_Document segment_
====

This past few monthsI have mostly been distracted from writing by a crisis of confidence. In short I started writing a novel (yeah ... me too!); got stuck (who'da thought?) and stuttered into a seismic sulk (because we all know THAT works). 

Thankfully I had, during more optimistic times, booked myself onto the Writers' Workshop Festival of Writing which I (bravely) attended this weekend. The strapline for the Writers Workshop is 'From Here to Publication' and the Festival presented a wealth of information, inspiration and expertise to help writers of all kinds towards that ultimate goal. 

I'm currently going through my (MANY) notes from the weekend but wanted to capture the essence of my learning - something to turn to should the sulk kick in again.

P is for adopting a Professional approach...
Not in the sense of wearing a suit and board (in) meetings but by being systematic; when I hit a sticking point in my ‘other work’, I take a step back, reflect and adjust my route forward. 
Use whatever tools and strategies you use to get you through your ‘real’ life to support you in your writing life.
Well I KNOW it sounds simple now!

U is for Understanding yourself as well as your characters...
The more you know your characters the better but it’s important to remind yourself what you’re trying to achieve when you're writing about them and to make sure you only expose the bits the reader needs to follow the narrative.
I do fabulous character profiles because making up people is my very favourite thing about writing fiction but I am absolutely rubbish at getting them DOING THINGS that move a narrative forward so I need to be strict with myself about WHAT I am trying to SHOW my reader through my characters.

B is for Building tension on every page ...
The narrative needs to bubble and burst across the page regardless of genre. THIS is what keeps the reader reading on; keeps the characters dynamic; keeps them DOING something.
Building for me needs to start at the foundations of plotting. I need to be clear about how WHAT characters DO in each scene moves them forward towards the destination point of their internal and external journeys.

L is for Listen and Learn...
Listen to anyone who has anything to say about their writing; listen to how the words on a page you are reading work to convey meaning (or not!). Listen to the world around you, especially the people – ALWAYS listen to the people and hear their stories, their voice. Most importantly, listen to yourself because only you know the kind of book you want to write. Listening to other people talk about their writing was easy at the Festival but we can do this at home too. Twitter, blogs, writing forums all offer opportunities to listen to others and learn from them but I ALSO need to make sure I listen to myself and stay focussed on my own writing. As for listening to the world around me? Oh I’m good at this; writing is my way of legitimising my snooping instinct!

====

_Things to do_
a. In the blog post about the writing festival, what is the strapline for the Writers' Workshop?
b. Reproduce the passage of the festival blog post starting at "I'm currently going" and ending at "your writing life.".

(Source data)

====

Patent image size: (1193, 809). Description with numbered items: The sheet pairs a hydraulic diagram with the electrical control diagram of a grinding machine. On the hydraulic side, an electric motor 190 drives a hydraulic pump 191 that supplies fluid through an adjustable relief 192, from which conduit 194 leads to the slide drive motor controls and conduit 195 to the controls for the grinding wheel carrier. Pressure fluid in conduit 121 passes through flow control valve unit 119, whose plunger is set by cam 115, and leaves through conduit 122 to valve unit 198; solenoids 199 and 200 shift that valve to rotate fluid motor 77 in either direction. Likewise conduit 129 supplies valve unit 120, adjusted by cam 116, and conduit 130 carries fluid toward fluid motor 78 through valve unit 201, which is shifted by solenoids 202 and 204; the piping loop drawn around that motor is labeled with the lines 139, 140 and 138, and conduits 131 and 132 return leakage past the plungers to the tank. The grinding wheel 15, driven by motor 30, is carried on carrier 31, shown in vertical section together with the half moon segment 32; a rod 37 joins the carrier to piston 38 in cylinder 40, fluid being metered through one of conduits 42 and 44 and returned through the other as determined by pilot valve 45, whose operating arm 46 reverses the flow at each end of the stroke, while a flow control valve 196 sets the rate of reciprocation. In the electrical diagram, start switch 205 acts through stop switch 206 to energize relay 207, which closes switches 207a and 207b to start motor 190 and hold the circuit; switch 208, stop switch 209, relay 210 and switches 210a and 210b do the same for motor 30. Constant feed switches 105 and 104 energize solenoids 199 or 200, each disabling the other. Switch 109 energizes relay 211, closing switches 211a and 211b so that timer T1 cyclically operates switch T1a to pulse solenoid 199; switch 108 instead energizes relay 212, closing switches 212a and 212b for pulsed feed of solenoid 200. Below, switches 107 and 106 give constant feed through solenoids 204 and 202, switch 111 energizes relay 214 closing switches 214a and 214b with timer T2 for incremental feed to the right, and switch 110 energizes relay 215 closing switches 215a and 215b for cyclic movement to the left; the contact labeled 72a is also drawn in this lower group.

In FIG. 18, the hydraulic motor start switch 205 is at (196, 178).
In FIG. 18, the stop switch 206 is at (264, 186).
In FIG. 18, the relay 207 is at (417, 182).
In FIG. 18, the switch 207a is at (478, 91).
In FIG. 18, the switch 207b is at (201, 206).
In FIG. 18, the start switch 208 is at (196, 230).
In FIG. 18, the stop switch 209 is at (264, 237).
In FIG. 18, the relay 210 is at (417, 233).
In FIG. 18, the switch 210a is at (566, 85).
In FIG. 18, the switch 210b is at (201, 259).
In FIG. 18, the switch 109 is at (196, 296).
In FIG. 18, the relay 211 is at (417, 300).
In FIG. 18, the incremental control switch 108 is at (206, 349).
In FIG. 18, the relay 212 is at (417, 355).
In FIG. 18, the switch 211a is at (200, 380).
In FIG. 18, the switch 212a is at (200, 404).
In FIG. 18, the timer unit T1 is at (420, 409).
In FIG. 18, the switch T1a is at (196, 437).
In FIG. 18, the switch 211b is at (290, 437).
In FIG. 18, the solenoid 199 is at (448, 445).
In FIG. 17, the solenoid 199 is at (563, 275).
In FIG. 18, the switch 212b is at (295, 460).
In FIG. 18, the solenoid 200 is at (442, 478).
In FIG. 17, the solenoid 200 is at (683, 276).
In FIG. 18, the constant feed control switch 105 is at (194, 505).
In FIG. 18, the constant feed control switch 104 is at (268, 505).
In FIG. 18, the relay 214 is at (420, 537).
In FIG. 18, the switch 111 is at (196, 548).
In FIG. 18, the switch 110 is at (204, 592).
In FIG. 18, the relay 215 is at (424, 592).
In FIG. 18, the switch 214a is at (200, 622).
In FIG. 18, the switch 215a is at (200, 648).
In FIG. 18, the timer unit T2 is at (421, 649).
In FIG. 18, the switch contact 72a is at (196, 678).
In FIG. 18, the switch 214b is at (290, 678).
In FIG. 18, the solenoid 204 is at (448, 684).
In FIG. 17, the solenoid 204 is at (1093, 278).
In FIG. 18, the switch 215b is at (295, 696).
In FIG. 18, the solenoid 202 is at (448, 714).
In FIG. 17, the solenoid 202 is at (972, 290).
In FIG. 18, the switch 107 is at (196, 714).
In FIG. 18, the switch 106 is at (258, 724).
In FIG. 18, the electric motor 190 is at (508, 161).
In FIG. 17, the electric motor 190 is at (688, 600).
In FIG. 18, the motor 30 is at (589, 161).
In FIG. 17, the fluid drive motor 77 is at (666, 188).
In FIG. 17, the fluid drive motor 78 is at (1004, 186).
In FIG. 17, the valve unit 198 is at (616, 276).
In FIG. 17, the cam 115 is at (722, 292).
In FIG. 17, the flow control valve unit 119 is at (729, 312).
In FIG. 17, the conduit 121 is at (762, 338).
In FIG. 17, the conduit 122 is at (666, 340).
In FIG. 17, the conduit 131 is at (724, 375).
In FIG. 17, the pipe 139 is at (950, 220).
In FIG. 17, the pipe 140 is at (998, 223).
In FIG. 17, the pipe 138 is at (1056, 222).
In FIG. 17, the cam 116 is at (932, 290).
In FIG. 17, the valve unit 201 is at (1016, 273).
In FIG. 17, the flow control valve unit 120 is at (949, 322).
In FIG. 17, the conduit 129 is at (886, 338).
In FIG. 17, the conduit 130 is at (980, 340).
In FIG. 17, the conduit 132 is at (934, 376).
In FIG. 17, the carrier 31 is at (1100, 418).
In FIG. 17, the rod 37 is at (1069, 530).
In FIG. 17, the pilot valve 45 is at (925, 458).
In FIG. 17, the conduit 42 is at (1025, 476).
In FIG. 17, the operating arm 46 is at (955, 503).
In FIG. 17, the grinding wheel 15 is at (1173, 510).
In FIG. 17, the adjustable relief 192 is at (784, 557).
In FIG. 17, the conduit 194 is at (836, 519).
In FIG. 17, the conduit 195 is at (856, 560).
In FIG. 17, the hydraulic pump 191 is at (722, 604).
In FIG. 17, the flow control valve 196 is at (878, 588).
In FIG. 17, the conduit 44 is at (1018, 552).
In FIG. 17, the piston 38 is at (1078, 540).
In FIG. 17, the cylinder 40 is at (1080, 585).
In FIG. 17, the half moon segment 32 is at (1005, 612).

====

_Solved problems_
a. 'From Here to Publication'

b.
I'm currently going through my (MANY) notes from the weekend but wanted to capture the essence of my learning - something to turn to should the sulk kick in again.

P is for adopting a Professional approach...
Not in the sense of wearing a suit and board (in) meetings but by being systematic; when I hit a sticking point in my ‘other work’, I take a step back, reflect and adjust my route forward. 
Use whatever tools and strategies you use to get you through your ‘real’ life to support you in your writing life.